• **What you have to do**
Report the count of lines containing the word "name" in the entries below, and nothing more.

• **Recorded data**
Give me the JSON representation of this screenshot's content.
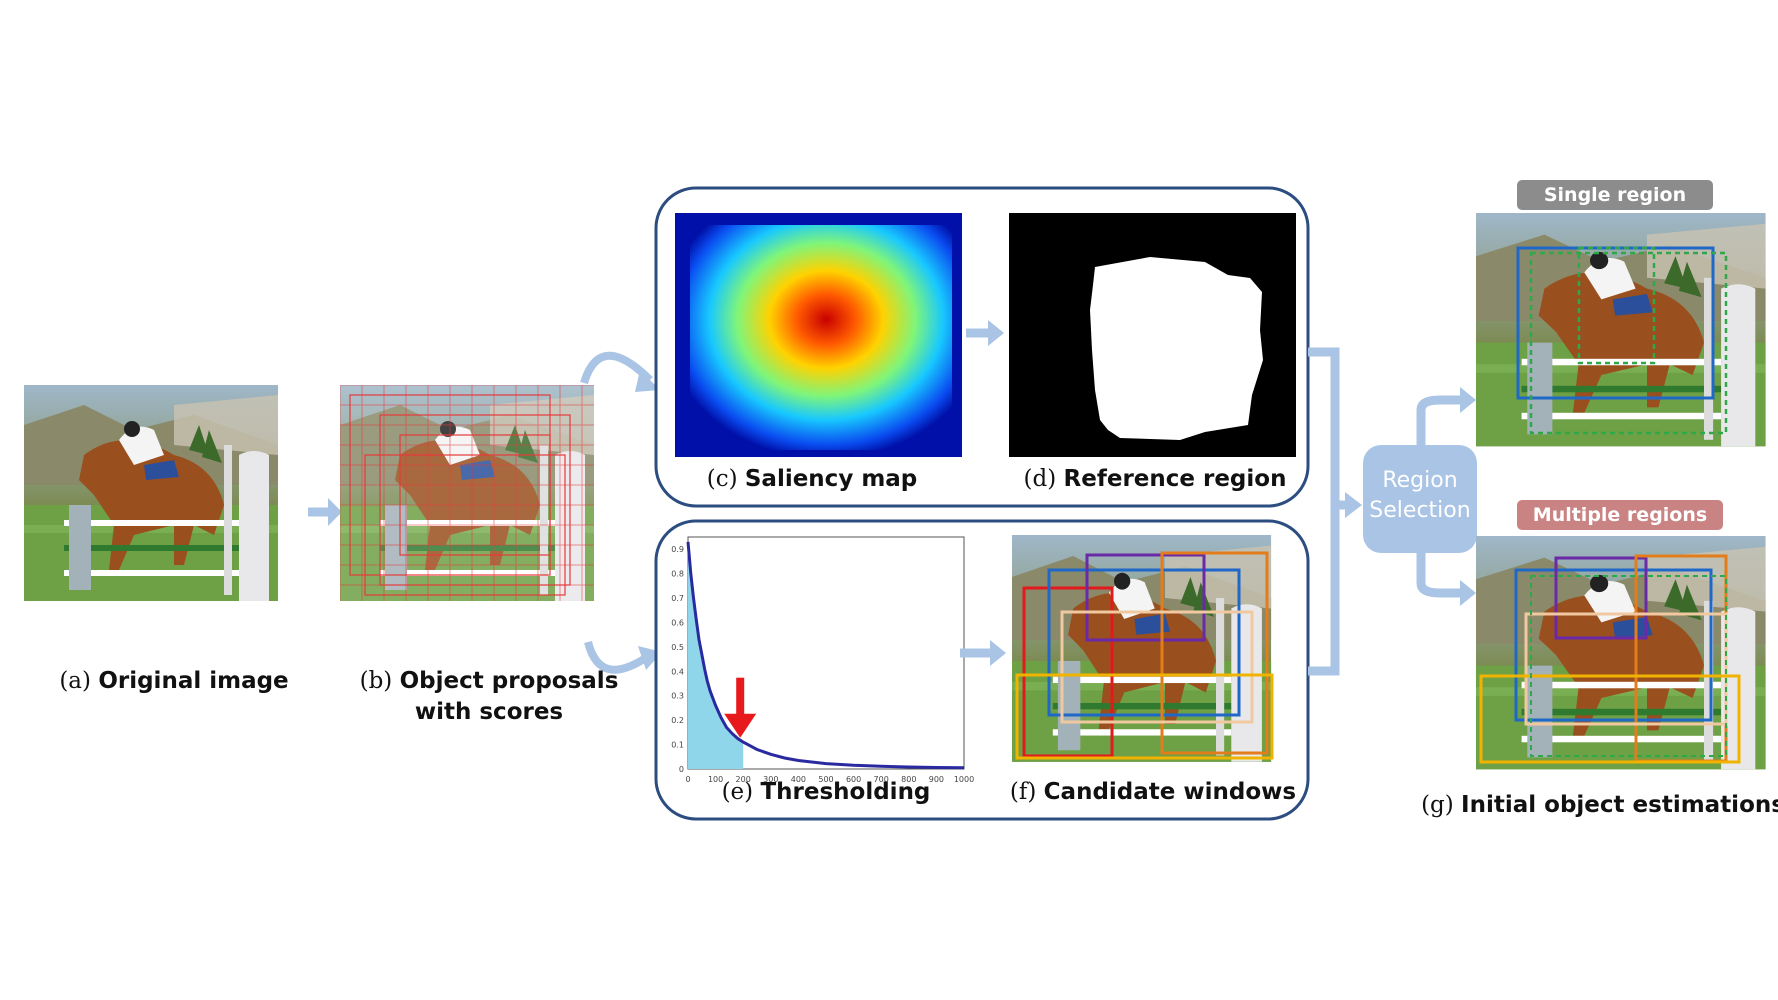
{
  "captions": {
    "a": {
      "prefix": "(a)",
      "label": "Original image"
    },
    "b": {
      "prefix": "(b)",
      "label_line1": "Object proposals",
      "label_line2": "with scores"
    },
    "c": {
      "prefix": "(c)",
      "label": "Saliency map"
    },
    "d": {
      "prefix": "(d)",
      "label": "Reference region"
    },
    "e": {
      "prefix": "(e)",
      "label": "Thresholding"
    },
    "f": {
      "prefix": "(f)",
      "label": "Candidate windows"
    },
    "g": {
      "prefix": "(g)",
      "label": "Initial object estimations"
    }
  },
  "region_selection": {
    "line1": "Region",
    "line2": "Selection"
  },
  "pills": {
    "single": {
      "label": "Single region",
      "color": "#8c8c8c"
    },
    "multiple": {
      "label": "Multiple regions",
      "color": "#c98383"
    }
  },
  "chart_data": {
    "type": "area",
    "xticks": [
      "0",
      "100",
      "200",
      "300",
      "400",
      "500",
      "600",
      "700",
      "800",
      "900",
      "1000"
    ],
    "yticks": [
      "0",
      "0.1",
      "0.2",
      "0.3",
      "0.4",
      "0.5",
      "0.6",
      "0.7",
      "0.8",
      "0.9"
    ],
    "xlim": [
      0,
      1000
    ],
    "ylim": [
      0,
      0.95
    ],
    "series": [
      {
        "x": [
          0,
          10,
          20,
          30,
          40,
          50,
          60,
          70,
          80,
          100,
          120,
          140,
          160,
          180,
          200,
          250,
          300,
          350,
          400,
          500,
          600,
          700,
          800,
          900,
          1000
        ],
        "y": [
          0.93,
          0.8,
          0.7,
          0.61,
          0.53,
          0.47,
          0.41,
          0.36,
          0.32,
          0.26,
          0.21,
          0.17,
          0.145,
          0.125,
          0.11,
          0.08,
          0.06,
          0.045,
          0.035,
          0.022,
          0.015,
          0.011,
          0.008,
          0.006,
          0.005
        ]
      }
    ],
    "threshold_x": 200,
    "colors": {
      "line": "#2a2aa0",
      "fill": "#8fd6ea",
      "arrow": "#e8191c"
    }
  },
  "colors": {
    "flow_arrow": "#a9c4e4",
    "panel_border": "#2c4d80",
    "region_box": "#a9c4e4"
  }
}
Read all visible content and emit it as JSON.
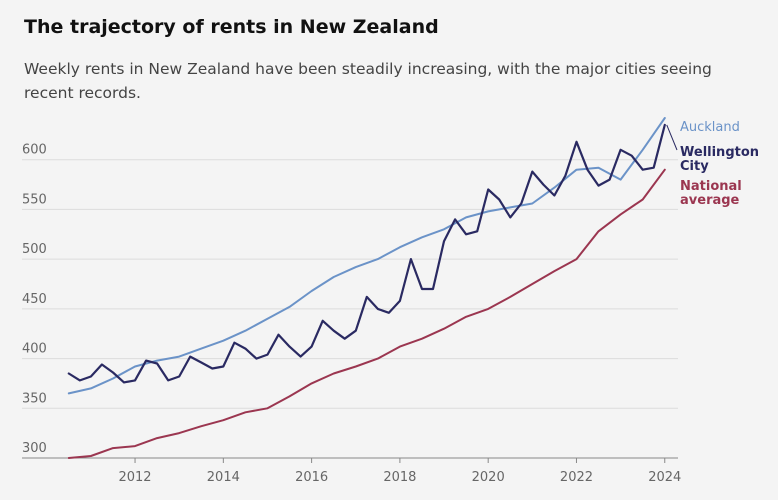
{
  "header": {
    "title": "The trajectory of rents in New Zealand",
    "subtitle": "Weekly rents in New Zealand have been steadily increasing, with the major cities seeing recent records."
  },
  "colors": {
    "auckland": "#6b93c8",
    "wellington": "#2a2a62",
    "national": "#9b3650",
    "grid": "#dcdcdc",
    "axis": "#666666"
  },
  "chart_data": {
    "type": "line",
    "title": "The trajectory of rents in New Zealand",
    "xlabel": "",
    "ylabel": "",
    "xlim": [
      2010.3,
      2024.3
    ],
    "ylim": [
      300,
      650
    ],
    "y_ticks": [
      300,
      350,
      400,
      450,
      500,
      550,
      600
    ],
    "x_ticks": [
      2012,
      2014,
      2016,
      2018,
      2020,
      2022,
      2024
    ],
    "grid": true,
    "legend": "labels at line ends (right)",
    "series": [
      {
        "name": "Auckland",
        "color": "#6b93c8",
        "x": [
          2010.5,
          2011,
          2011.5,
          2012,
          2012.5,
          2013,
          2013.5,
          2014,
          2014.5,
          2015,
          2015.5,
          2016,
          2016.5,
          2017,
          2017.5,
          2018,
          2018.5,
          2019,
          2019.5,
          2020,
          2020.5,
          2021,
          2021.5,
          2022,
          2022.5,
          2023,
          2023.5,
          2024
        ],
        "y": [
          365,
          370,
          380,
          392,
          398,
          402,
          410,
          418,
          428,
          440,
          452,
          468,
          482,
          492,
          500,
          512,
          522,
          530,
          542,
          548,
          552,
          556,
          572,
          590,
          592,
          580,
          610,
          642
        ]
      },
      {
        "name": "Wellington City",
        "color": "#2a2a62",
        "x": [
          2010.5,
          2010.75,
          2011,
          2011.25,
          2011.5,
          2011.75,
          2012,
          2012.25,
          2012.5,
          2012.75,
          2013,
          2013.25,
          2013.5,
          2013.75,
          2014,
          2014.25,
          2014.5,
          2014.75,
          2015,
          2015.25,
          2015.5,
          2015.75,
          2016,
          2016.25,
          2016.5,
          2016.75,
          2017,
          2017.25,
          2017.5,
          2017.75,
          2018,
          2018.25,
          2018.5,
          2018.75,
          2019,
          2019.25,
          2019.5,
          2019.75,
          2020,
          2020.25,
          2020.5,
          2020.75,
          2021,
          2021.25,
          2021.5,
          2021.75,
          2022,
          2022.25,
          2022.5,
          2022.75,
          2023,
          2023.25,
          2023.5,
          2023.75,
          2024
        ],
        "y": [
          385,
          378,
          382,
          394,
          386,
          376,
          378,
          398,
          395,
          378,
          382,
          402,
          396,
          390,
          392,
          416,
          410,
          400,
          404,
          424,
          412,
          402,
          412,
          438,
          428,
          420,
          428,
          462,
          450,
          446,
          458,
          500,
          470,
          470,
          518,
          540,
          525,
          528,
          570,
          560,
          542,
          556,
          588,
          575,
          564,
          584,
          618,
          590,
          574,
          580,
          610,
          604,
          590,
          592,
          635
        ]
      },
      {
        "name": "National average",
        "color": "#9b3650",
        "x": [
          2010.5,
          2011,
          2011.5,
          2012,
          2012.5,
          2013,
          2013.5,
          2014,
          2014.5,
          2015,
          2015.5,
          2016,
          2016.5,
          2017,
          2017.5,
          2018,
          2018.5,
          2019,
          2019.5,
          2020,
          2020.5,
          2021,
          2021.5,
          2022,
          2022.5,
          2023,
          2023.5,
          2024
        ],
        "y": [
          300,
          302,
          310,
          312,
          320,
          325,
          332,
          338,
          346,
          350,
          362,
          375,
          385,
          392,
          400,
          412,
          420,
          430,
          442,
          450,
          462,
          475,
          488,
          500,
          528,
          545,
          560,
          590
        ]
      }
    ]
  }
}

...

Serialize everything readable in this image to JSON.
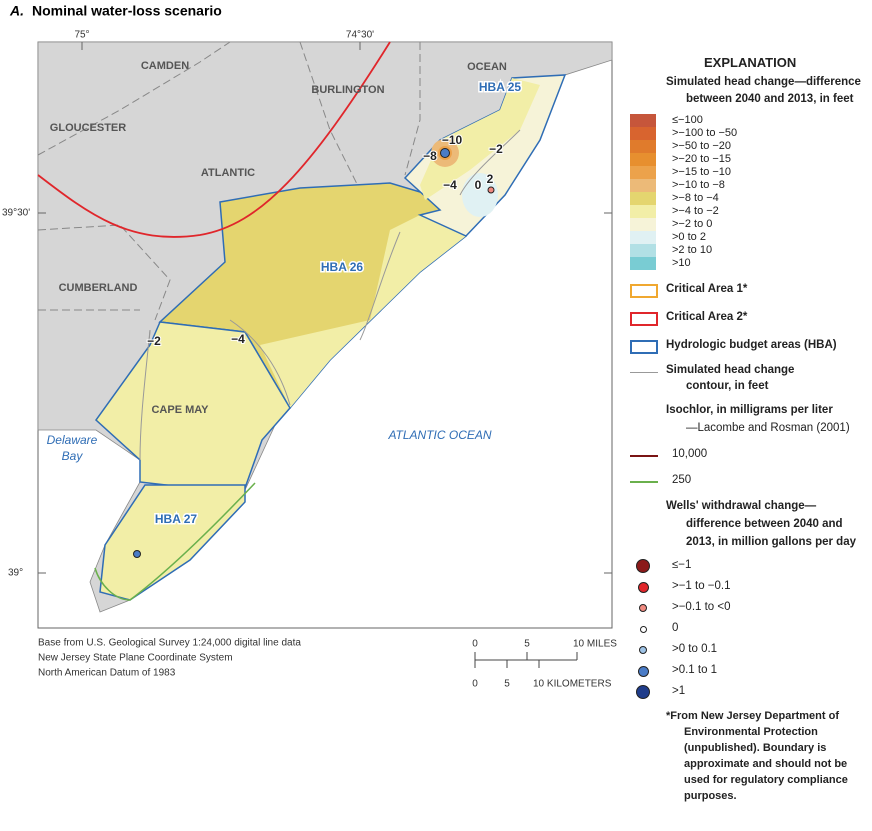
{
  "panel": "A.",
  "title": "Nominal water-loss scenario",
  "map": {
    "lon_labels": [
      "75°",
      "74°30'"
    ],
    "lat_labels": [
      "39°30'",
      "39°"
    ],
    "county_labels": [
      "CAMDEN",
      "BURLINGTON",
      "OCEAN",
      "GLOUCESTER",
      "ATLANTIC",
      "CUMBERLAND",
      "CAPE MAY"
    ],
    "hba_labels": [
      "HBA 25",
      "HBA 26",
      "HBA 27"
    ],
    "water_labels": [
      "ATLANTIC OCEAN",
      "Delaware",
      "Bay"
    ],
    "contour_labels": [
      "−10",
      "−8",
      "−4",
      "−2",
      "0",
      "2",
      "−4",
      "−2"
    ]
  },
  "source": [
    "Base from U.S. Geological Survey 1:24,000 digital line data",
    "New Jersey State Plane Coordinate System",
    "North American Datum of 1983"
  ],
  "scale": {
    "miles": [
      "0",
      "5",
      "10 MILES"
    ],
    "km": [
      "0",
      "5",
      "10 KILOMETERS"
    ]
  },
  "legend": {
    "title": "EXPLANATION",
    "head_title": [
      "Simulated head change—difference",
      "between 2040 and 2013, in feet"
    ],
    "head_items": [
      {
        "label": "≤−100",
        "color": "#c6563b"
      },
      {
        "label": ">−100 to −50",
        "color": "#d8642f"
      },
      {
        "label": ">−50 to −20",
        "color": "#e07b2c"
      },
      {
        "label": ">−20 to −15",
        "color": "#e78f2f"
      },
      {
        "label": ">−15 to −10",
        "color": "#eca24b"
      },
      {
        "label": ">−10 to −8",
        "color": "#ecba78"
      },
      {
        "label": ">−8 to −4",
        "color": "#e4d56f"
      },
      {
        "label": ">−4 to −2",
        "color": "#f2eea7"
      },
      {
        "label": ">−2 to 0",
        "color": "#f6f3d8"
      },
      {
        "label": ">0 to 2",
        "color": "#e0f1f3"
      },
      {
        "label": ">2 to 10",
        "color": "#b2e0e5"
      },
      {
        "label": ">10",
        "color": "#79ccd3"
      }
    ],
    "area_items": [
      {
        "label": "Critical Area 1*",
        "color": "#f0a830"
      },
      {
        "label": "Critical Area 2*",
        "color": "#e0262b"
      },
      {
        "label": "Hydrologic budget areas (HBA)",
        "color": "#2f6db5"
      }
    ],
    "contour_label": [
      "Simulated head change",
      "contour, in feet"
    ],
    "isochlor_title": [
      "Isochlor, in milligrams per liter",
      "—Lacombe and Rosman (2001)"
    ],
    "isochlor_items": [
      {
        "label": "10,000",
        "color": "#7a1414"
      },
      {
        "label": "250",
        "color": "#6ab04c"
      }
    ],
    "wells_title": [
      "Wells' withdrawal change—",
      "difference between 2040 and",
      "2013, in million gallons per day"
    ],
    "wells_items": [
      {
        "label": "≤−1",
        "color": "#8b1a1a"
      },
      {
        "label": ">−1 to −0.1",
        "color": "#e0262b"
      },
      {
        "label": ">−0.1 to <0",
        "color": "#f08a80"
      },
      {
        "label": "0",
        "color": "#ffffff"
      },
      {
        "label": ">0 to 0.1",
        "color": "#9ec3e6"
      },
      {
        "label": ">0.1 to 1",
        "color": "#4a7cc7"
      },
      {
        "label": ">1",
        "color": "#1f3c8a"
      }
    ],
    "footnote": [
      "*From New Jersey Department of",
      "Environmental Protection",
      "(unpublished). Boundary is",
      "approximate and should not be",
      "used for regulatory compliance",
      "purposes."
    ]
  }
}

• **Answer to this task**
3